[Stored entries]

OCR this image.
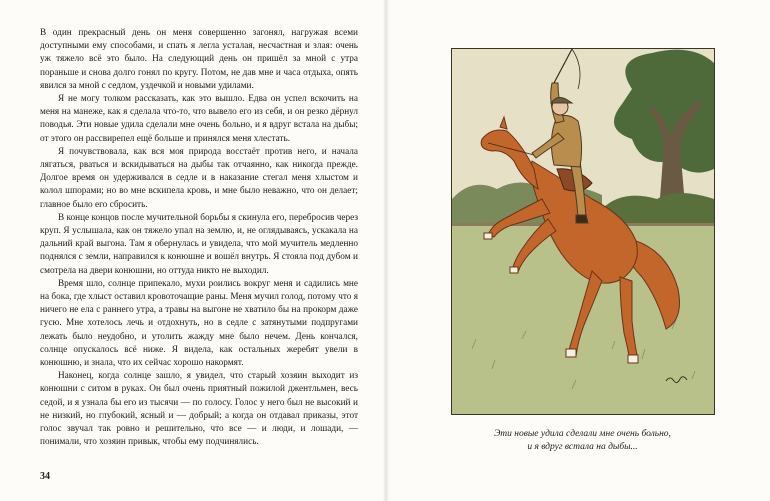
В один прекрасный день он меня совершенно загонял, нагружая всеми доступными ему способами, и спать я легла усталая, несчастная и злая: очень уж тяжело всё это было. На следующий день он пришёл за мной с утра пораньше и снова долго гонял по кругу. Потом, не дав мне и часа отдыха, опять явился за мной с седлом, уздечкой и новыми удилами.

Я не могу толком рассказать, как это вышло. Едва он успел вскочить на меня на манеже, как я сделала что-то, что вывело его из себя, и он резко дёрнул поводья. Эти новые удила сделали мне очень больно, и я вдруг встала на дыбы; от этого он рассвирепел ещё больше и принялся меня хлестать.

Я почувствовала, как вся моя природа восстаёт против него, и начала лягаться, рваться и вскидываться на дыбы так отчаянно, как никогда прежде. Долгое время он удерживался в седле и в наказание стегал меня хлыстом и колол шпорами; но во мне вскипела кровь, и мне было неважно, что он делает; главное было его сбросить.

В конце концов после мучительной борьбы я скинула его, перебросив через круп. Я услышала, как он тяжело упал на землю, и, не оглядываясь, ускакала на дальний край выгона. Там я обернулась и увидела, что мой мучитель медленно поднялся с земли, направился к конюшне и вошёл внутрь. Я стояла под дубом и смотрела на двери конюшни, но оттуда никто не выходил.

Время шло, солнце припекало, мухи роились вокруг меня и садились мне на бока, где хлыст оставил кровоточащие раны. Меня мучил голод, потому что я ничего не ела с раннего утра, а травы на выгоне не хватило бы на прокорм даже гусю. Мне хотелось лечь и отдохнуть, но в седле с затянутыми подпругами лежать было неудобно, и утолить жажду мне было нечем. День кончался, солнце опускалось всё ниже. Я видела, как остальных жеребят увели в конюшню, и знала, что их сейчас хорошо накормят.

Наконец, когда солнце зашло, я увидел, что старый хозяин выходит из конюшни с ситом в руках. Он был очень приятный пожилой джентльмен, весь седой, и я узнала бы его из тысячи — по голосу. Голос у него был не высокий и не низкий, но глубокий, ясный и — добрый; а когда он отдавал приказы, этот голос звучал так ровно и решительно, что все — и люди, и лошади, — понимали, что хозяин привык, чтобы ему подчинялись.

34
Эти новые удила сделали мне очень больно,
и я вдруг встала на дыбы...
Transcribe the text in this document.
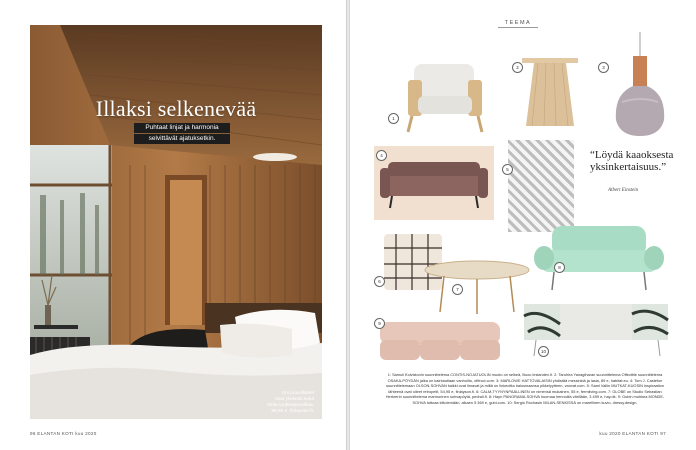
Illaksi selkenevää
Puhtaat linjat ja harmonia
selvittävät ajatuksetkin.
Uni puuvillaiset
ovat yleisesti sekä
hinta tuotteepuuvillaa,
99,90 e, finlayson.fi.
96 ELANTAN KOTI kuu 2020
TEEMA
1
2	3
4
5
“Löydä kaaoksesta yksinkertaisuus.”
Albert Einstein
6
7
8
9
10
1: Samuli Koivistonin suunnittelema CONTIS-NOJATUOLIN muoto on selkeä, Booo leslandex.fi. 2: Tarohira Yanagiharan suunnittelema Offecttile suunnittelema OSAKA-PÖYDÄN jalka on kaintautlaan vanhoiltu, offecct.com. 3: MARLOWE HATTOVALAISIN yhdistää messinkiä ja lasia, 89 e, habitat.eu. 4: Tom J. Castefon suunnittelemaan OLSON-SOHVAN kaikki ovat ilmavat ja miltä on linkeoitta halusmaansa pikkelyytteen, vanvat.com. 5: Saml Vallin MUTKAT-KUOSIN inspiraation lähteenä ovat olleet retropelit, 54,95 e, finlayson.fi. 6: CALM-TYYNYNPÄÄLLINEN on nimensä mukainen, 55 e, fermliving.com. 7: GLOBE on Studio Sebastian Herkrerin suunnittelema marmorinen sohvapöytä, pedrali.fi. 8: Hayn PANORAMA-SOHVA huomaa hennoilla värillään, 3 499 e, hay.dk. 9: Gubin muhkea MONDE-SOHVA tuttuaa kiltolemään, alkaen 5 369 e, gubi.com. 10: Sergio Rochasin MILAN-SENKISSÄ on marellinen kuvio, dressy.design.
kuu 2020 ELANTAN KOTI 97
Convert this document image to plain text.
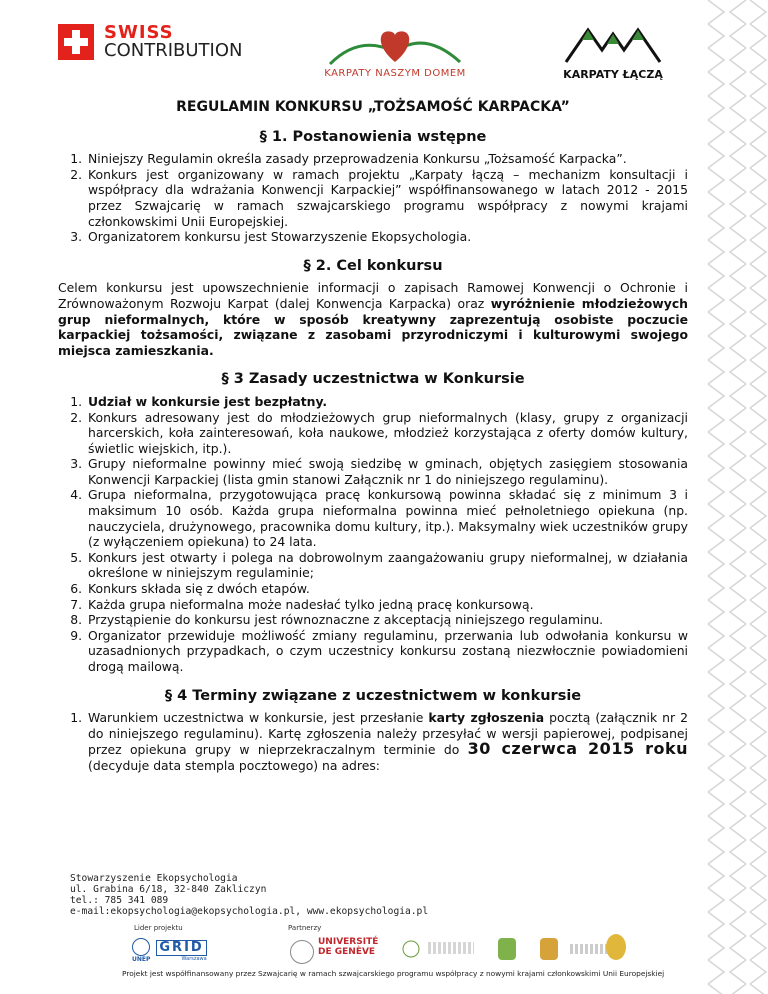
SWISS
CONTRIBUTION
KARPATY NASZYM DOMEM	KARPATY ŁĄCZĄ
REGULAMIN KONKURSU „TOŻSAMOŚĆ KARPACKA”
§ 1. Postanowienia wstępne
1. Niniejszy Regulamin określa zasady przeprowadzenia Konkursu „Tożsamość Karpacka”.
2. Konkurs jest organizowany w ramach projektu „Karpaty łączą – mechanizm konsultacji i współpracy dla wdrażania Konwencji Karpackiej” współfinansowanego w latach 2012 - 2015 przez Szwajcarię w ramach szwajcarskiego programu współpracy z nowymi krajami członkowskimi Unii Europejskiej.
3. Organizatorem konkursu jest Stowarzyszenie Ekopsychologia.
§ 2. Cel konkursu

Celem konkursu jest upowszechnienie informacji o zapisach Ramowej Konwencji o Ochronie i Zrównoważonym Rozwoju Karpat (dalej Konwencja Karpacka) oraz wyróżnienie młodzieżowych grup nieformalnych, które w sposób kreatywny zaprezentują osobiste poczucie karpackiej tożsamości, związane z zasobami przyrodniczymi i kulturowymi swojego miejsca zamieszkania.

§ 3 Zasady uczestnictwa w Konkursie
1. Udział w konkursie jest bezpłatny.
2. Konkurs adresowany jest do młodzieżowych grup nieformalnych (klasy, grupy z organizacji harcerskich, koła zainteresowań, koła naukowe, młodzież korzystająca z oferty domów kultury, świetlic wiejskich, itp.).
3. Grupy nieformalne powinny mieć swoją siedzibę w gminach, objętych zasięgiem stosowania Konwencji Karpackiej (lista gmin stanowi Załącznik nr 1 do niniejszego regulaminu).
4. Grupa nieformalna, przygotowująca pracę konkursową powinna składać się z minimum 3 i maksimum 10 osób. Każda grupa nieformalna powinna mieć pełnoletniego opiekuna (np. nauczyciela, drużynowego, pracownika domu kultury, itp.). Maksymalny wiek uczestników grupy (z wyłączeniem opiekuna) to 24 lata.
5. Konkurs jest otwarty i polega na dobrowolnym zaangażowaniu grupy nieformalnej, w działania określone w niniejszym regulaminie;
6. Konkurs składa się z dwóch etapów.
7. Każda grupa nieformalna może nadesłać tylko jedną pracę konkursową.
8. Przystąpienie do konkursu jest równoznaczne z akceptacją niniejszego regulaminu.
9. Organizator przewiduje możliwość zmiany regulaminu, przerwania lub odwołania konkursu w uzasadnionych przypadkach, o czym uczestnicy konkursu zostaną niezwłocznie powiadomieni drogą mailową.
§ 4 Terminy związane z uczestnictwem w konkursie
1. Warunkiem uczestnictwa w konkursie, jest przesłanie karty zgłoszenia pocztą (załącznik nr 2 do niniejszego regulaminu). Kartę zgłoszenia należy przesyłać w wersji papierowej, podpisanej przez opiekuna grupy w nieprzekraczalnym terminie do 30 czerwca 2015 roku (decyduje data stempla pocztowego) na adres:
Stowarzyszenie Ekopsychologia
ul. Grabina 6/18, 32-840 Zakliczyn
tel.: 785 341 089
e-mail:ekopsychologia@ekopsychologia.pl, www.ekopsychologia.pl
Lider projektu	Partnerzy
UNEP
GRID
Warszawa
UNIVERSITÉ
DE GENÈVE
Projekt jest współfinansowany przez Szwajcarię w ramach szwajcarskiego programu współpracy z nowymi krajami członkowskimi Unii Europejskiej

...

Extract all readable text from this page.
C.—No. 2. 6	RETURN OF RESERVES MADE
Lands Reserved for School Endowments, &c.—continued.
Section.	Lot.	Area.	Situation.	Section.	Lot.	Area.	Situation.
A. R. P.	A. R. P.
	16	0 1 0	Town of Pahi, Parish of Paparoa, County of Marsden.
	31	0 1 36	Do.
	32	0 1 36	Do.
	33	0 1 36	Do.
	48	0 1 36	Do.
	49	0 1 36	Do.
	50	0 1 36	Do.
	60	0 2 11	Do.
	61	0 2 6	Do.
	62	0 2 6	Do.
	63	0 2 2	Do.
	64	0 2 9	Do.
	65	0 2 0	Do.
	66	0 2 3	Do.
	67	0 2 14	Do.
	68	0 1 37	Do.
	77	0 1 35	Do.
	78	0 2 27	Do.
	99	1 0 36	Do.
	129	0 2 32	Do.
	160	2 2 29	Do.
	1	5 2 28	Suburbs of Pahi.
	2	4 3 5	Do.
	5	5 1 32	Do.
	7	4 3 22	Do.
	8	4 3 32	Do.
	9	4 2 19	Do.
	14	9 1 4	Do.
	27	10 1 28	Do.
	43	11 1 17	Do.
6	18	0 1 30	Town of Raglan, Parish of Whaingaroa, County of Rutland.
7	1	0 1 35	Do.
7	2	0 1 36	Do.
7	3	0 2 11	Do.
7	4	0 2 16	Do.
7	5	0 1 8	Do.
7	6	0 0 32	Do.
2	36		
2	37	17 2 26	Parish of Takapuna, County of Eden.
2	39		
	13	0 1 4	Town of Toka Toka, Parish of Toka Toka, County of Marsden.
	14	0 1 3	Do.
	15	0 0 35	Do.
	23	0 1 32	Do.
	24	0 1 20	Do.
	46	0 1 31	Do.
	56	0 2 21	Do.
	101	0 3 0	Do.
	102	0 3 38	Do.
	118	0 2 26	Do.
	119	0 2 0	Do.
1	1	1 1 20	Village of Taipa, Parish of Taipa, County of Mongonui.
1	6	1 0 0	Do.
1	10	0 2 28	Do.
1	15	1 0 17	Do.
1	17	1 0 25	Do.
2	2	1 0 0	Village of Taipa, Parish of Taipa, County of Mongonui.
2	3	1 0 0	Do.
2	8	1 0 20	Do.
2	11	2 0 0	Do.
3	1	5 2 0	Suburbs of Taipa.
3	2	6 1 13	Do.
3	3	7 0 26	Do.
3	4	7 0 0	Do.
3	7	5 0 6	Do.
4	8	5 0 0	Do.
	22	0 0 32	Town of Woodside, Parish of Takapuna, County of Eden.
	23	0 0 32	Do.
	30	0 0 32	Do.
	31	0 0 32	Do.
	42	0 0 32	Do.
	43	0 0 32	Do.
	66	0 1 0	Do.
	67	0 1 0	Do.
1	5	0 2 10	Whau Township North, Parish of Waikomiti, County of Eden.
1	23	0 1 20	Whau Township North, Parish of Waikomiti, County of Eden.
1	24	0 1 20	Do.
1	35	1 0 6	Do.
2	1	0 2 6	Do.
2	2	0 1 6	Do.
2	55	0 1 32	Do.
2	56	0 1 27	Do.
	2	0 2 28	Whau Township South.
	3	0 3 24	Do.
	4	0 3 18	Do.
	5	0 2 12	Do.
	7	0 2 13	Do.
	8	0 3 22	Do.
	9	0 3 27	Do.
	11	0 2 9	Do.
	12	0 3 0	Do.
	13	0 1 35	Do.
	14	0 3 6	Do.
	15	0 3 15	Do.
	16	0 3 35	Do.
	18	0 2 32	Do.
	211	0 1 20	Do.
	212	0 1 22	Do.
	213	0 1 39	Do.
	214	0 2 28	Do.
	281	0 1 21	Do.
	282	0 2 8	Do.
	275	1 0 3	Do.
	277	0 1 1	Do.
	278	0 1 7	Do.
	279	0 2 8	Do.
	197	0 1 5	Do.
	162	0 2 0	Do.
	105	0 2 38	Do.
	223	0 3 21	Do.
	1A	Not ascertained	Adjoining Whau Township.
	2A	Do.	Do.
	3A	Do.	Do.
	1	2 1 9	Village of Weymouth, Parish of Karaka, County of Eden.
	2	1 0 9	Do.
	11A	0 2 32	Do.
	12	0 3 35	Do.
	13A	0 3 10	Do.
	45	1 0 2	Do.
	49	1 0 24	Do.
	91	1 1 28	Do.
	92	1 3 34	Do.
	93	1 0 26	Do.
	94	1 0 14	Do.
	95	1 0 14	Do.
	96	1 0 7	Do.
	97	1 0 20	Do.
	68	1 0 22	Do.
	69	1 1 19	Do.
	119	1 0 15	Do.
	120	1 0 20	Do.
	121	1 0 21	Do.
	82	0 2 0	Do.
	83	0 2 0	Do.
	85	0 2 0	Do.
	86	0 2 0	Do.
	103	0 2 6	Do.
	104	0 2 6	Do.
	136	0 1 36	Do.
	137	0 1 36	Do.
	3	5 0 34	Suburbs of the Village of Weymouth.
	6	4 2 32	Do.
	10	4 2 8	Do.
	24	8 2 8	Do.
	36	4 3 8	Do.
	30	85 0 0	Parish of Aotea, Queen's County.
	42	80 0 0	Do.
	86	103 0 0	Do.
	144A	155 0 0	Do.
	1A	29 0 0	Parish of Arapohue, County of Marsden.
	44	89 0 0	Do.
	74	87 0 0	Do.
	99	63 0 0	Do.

Exercise prompt:
Look through the material and say how many lines hold "regulaminu". Give the number only.

The response:
4